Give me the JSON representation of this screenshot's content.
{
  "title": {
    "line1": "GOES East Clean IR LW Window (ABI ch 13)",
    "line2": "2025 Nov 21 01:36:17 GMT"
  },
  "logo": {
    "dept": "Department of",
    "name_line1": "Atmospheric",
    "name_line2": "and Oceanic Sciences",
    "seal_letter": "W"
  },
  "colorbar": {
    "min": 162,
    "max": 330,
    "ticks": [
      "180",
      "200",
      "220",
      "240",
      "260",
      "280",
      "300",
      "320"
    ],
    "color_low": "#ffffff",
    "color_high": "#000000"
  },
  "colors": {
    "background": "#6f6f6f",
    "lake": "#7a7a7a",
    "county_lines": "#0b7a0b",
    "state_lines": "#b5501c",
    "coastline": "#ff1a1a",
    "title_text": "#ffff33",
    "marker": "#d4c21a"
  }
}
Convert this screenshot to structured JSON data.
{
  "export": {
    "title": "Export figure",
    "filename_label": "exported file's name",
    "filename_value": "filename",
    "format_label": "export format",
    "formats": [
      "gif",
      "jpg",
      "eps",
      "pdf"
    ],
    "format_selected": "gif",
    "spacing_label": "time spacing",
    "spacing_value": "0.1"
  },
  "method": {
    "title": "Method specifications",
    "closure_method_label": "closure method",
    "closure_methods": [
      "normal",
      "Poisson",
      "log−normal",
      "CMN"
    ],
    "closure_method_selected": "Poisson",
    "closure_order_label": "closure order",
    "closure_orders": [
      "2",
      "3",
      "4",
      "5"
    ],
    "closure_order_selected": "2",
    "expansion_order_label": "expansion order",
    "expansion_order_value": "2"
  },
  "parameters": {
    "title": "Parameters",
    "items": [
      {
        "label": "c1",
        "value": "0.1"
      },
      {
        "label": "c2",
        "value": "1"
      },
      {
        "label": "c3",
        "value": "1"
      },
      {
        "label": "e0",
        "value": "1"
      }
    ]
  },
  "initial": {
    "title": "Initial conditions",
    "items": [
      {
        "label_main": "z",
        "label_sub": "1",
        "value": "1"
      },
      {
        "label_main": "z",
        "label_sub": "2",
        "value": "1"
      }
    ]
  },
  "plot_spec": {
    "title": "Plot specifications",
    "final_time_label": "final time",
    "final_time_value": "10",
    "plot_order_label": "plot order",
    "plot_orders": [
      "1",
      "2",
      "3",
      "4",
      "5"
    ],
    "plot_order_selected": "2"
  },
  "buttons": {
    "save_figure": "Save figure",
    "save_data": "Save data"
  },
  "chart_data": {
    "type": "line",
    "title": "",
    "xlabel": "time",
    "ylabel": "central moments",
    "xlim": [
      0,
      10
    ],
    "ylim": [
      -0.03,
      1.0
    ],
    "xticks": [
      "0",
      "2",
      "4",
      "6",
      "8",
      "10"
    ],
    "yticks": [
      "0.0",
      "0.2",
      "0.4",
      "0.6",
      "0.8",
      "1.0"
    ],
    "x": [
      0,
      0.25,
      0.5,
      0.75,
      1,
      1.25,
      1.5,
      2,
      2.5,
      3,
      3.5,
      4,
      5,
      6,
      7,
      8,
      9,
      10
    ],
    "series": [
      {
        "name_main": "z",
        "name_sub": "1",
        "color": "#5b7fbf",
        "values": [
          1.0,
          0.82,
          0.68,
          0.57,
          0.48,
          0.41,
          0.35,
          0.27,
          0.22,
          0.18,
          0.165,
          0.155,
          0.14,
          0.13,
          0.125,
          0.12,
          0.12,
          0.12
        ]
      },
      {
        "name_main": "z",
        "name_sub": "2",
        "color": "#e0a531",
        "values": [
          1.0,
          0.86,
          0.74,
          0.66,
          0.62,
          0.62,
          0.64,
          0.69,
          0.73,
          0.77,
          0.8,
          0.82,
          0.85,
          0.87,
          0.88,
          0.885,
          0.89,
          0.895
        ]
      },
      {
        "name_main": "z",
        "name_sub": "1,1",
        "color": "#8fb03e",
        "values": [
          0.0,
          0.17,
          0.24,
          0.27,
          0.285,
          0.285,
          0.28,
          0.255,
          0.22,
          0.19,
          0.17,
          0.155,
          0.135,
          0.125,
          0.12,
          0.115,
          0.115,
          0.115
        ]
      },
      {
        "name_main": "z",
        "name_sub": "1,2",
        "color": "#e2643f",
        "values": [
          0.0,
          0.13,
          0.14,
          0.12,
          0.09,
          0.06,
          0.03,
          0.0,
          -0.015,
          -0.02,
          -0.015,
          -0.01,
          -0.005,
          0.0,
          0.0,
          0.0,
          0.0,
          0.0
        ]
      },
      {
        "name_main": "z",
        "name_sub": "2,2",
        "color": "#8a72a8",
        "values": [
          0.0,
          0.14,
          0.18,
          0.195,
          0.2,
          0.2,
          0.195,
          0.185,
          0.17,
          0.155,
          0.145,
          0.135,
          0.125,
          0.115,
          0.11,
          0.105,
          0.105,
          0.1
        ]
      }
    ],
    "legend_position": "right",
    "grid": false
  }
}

##########

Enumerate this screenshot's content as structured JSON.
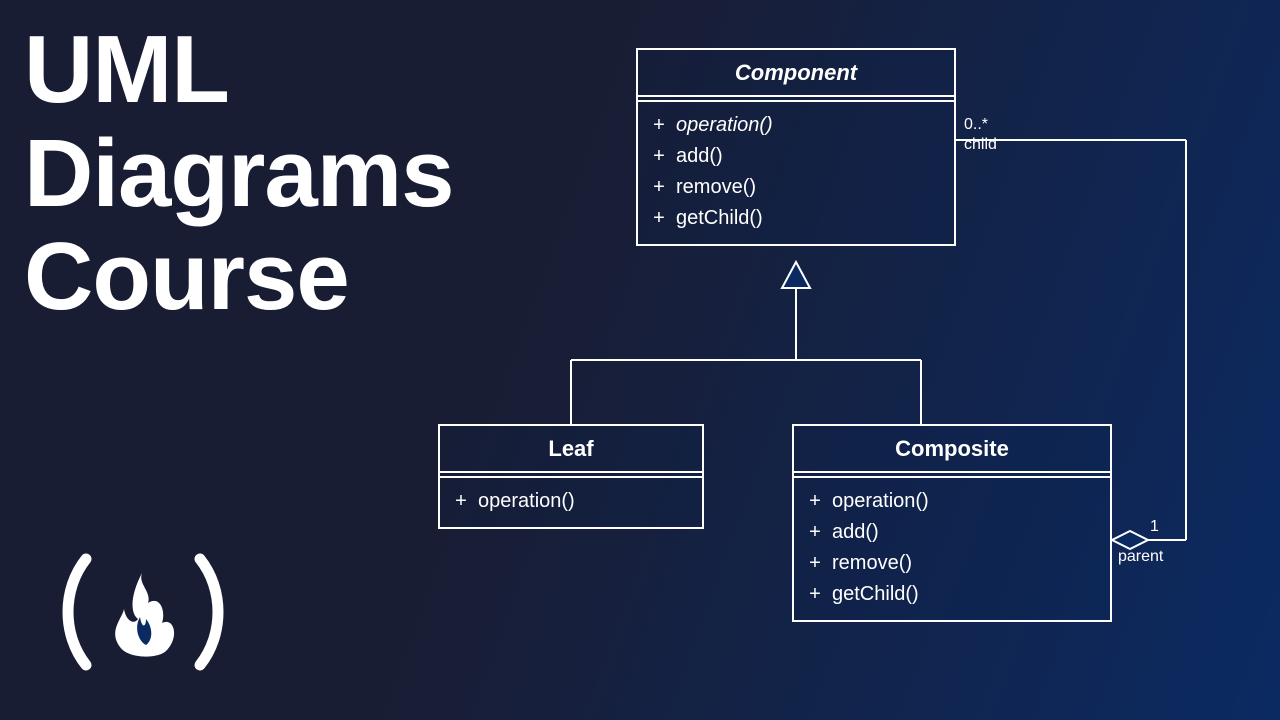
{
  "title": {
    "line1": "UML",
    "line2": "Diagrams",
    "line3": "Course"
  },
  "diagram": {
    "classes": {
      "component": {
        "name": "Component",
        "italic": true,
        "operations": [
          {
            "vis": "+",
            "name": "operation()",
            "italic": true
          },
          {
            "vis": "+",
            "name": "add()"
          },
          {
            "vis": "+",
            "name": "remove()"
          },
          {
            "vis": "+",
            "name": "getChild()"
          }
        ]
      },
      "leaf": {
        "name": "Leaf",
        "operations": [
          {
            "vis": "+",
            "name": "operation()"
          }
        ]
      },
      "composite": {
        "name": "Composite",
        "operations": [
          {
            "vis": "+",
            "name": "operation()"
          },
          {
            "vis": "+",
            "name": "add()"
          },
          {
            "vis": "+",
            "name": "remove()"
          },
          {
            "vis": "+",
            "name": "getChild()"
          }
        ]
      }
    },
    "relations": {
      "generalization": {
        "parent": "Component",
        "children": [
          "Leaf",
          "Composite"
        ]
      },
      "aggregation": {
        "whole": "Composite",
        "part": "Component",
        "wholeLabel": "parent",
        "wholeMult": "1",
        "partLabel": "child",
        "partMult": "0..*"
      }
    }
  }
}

##########

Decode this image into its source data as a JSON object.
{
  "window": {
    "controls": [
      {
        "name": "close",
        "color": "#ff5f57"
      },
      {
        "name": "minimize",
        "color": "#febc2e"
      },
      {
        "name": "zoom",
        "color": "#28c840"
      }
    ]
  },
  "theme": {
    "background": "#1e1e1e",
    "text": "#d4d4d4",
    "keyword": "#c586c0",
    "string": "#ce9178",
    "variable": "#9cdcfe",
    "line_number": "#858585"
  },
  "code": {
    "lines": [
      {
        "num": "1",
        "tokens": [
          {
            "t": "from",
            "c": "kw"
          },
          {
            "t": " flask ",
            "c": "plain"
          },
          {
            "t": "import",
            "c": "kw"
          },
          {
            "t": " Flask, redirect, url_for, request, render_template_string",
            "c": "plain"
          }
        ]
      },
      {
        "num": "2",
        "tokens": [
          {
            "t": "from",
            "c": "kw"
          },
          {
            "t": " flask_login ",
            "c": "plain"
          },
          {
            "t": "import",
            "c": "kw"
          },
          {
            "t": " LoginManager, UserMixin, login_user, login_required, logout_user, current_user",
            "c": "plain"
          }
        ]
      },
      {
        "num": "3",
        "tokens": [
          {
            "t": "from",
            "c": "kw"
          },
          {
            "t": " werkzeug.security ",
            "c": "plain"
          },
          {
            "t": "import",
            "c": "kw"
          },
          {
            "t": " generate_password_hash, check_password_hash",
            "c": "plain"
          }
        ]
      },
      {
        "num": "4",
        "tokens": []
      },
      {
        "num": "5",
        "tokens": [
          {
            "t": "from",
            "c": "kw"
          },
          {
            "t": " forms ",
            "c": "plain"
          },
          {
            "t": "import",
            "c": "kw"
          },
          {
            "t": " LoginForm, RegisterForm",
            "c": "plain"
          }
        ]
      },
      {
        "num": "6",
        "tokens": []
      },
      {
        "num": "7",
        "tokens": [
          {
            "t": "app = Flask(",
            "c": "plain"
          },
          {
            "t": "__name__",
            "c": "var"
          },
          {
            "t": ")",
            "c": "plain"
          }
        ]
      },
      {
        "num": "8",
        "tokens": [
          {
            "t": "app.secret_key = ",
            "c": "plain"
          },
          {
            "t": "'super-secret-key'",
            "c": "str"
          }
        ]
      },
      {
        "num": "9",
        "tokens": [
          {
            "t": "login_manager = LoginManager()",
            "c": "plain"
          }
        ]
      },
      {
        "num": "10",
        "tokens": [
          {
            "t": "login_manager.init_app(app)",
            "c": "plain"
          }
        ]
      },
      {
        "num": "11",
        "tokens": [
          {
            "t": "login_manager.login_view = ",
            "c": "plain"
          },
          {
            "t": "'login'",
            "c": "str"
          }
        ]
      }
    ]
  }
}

##########

From the listing above, collect every line that mentions the word "Save".

• [REPLY TO THE EXERCISE]
    "save_figure": "Save figure",
    "save_data": "Save data"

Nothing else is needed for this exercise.